— BEGIN Material for this task —

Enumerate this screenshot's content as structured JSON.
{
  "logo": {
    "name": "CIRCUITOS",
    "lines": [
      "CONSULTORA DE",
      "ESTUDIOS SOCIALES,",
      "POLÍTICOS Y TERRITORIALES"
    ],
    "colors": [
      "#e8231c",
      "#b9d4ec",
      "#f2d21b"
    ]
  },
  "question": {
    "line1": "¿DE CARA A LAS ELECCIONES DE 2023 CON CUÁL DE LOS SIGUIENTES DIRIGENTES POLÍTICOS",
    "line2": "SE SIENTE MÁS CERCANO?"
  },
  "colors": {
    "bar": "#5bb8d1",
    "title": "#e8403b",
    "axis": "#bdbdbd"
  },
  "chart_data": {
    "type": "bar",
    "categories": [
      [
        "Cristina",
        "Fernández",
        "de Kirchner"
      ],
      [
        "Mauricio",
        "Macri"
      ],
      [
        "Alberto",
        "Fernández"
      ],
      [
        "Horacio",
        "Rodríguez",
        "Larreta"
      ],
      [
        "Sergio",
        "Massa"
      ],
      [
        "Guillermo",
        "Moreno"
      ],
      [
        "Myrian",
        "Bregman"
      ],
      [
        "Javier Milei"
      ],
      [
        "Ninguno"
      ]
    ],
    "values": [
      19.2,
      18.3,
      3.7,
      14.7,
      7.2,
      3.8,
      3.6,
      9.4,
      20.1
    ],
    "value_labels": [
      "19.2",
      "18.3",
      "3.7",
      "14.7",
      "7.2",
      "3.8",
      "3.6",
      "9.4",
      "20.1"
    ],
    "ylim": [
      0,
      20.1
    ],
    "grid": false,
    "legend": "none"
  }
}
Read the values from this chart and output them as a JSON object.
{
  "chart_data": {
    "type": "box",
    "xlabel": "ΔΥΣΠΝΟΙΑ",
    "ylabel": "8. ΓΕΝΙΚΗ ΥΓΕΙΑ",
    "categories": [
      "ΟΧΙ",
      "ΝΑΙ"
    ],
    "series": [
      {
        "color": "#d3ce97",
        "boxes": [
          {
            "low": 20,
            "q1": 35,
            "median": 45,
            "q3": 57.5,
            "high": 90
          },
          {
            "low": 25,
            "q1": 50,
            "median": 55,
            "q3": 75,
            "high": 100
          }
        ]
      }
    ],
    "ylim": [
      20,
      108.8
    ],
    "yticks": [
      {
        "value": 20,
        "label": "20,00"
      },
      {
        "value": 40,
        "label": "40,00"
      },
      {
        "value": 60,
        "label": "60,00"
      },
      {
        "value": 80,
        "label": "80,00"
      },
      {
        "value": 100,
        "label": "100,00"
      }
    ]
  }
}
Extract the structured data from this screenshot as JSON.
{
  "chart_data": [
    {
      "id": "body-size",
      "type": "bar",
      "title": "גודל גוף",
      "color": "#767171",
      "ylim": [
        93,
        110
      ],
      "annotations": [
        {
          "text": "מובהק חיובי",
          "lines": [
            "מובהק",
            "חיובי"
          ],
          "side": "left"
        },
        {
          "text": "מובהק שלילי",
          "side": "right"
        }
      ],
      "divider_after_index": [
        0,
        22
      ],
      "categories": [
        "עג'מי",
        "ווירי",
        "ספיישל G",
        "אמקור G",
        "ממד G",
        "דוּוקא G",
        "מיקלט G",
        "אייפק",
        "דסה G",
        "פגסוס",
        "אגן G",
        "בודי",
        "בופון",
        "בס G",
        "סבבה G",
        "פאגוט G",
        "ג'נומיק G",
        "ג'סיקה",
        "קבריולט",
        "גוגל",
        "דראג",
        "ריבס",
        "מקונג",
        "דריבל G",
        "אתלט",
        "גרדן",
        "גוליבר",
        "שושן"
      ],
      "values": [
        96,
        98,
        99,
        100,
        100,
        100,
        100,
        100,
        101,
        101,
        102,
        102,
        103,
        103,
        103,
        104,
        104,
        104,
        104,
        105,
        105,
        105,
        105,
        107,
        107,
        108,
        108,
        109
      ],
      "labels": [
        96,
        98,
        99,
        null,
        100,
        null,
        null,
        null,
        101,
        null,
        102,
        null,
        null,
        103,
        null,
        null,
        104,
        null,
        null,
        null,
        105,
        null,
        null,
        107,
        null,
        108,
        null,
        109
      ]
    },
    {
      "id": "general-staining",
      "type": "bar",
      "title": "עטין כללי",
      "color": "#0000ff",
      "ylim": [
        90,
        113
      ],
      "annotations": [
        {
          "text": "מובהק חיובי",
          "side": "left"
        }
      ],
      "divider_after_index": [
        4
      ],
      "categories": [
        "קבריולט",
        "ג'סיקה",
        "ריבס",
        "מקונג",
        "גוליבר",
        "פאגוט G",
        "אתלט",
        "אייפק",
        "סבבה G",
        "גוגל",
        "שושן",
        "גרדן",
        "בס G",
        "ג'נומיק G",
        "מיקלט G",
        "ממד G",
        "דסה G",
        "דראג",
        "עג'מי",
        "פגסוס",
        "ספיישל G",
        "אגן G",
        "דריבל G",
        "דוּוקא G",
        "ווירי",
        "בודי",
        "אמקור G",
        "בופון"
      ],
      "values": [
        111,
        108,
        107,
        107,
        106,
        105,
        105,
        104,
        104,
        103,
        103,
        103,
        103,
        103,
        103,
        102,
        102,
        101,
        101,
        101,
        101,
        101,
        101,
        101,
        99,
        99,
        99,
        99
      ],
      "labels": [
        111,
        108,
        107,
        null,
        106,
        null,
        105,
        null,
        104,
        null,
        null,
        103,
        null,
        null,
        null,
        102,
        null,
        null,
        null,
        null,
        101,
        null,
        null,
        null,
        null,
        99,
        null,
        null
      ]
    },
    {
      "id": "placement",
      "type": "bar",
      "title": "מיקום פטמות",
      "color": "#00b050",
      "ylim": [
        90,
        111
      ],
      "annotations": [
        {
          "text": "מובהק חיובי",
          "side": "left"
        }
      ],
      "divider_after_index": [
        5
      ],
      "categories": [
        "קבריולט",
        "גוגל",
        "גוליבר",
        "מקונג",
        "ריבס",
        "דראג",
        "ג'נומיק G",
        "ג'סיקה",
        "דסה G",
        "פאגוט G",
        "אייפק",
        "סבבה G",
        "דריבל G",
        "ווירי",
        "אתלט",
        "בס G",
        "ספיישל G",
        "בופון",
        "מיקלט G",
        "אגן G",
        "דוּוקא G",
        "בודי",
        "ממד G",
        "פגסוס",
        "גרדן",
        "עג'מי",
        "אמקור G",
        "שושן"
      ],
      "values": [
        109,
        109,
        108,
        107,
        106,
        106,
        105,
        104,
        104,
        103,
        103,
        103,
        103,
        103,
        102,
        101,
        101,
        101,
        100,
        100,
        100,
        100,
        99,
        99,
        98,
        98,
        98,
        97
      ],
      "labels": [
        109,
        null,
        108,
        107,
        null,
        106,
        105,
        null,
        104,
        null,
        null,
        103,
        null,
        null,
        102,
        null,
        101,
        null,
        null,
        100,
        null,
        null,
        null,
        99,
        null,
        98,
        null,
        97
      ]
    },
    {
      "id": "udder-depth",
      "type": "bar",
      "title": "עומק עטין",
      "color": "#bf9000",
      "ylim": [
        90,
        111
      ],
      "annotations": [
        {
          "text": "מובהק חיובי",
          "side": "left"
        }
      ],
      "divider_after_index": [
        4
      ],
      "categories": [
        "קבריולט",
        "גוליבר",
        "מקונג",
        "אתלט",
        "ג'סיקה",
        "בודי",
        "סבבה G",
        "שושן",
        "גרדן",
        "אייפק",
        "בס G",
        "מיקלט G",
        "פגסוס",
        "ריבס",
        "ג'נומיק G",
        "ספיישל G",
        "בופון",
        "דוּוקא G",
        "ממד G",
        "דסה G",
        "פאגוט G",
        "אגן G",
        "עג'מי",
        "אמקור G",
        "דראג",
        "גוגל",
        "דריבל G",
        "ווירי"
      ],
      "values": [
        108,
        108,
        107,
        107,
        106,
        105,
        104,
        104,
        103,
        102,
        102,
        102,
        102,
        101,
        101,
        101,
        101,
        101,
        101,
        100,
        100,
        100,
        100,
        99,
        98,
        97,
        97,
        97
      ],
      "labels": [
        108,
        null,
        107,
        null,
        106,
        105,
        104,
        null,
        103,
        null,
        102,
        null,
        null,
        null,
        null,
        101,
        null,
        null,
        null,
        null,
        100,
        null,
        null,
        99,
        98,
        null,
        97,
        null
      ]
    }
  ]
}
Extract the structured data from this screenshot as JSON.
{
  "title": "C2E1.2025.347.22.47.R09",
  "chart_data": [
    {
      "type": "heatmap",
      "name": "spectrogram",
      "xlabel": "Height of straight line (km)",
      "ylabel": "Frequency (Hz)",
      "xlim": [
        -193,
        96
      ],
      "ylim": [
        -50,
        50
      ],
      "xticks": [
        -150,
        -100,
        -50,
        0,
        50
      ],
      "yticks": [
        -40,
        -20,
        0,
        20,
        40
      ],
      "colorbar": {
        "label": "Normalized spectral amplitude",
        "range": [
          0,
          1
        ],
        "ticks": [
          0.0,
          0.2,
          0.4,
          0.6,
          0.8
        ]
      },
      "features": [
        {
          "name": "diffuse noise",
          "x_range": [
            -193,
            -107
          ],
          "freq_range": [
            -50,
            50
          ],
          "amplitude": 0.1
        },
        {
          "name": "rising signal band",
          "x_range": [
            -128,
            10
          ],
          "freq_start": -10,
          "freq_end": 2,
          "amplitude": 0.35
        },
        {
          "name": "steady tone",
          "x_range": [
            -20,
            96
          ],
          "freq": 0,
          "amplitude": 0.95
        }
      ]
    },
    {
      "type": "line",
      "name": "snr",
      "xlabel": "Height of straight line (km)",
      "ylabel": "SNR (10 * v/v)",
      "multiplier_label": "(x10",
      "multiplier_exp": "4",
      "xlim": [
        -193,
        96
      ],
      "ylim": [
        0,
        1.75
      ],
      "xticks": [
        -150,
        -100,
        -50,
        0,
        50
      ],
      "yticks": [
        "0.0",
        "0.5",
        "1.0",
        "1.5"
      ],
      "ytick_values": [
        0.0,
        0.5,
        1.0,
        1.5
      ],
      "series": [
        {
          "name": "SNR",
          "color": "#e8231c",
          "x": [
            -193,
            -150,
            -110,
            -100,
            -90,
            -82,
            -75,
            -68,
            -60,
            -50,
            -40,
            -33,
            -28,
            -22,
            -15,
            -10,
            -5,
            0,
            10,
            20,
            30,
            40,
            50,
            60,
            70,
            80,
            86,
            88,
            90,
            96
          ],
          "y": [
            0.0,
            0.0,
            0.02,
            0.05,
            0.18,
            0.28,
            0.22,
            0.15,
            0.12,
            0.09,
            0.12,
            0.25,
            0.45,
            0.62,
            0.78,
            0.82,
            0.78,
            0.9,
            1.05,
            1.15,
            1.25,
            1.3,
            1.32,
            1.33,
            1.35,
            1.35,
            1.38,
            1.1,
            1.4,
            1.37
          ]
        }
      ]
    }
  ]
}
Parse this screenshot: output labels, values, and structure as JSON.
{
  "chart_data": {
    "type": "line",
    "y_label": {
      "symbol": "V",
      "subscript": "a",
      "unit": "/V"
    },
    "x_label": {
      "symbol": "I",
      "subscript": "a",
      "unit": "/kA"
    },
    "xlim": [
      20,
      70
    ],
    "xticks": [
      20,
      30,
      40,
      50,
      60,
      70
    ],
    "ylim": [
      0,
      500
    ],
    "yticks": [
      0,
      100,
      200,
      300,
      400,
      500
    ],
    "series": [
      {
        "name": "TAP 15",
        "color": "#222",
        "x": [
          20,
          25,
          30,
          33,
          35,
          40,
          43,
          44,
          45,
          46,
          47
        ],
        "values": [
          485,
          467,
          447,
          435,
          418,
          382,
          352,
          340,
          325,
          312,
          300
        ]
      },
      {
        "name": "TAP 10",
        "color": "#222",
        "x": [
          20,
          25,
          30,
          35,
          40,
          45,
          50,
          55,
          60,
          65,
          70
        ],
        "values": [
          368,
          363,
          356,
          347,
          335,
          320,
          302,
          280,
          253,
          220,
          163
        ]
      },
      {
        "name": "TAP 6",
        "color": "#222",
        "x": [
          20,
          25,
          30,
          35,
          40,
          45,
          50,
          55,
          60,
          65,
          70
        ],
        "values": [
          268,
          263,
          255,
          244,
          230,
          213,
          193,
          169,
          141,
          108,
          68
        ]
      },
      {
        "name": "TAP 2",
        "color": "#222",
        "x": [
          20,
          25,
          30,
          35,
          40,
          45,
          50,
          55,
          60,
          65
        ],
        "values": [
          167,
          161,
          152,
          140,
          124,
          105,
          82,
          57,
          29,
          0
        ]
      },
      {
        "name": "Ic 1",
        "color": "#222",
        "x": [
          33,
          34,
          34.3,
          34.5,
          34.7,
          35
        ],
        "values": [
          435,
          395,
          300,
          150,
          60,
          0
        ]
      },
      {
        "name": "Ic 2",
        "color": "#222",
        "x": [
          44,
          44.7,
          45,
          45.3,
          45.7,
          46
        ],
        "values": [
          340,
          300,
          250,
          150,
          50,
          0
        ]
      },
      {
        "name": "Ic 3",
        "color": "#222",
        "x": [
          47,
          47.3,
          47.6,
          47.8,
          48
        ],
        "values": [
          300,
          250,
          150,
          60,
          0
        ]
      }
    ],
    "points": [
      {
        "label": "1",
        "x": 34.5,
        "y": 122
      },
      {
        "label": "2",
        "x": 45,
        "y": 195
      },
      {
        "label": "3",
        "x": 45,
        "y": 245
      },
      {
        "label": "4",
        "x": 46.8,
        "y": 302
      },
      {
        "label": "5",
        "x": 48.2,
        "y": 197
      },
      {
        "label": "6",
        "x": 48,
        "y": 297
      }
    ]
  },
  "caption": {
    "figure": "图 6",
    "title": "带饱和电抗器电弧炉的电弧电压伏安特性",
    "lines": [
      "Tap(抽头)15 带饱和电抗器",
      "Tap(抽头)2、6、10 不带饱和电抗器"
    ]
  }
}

— END Material for this task —

Each line in the listing above that contains "POLÍTICOS" should be copied.

      "POLÍTICOS Y TERRITORIALES"
    "line1": "¿DE CARA A LAS ELECCIONES DE 2023 CON CUÁL DE LOS SIGUIENTES DIRIGENTES POLÍTICOS",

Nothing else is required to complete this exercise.